→ DATASET CONTENT:
○ ○ ○

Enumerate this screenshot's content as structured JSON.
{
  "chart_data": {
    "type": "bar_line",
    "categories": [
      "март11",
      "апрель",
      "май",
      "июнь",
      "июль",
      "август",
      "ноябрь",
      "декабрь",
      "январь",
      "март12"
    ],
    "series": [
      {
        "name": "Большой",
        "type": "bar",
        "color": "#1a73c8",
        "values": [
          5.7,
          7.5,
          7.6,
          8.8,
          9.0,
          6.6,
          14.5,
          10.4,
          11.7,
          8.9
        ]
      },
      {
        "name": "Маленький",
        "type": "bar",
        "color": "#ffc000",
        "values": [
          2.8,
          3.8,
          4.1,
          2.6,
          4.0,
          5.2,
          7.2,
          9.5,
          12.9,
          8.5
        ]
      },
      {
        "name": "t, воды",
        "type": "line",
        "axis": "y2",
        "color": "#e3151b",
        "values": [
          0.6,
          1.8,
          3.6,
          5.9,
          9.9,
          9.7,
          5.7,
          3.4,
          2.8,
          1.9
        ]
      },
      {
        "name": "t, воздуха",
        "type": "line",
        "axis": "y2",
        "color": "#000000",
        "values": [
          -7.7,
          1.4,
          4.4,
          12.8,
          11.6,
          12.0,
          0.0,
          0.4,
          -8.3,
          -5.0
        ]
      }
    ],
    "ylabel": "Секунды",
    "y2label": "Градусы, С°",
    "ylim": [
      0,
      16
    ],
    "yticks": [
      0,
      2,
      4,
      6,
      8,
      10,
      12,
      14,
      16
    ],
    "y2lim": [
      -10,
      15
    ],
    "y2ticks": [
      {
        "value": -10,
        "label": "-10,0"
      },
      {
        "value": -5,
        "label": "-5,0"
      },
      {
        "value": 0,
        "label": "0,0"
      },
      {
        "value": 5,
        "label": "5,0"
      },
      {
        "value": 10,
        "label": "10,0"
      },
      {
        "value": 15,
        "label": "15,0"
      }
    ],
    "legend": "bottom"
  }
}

○ ○ ○

Please quote the records above exactly, without skipping a line.

→ PROBLEM SOLUTION:
Enumerate this screenshot's content as structured JSON.
{
  "chart_data": {
    "type": "bar_line",
    "categories": [
      "март11",
      "апрель",
      "май",
      "июнь",
      "июль",
      "август",
      "ноябрь",
      "декабрь",
      "январь",
      "март12"
    ],
    "series": [
      {
        "name": "Большой",
        "type": "bar",
        "color": "#1a73c8",
        "values": [
          5.7,
          7.5,
          7.6,
          8.8,
          9.0,
          6.6,
          14.5,
          10.4,
          11.7,
          8.9
        ]
      },
      {
        "name": "Маленький",
        "type": "bar",
        "color": "#ffc000",
        "values": [
          2.8,
          3.8,
          4.1,
          2.6,
          4.0,
          5.2,
          7.2,
          9.5,
          12.9,
          8.5
        ]
      },
      {
        "name": "t, воды",
        "type": "line",
        "axis": "y2",
        "color": "#e3151b",
        "values": [
          0.6,
          1.8,
          3.6,
          5.9,
          9.9,
          9.7,
          5.7,
          3.4,
          2.8,
          1.9
        ]
      },
      {
        "name": "t, воздуха",
        "type": "line",
        "axis": "y2",
        "color": "#000000",
        "values": [
          -7.7,
          1.4,
          4.4,
          12.8,
          11.6,
          12.0,
          0.0,
          0.4,
          -8.3,
          -5.0
        ]
      }
    ],
    "ylabel": "Секунды",
    "y2label": "Градусы, С°",
    "ylim": [
      0,
      16
    ],
    "yticks": [
      0,
      2,
      4,
      6,
      8,
      10,
      12,
      14,
      16
    ],
    "y2lim": [
      -10,
      15
    ],
    "y2ticks": [
      {
        "value": -10,
        "label": "-10,0"
      },
      {
        "value": -5,
        "label": "-5,0"
      },
      {
        "value": 0,
        "label": "0,0"
      },
      {
        "value": 5,
        "label": "5,0"
      },
      {
        "value": 10,
        "label": "10,0"
      },
      {
        "value": 15,
        "label": "15,0"
      }
    ],
    "legend": "bottom"
  }
}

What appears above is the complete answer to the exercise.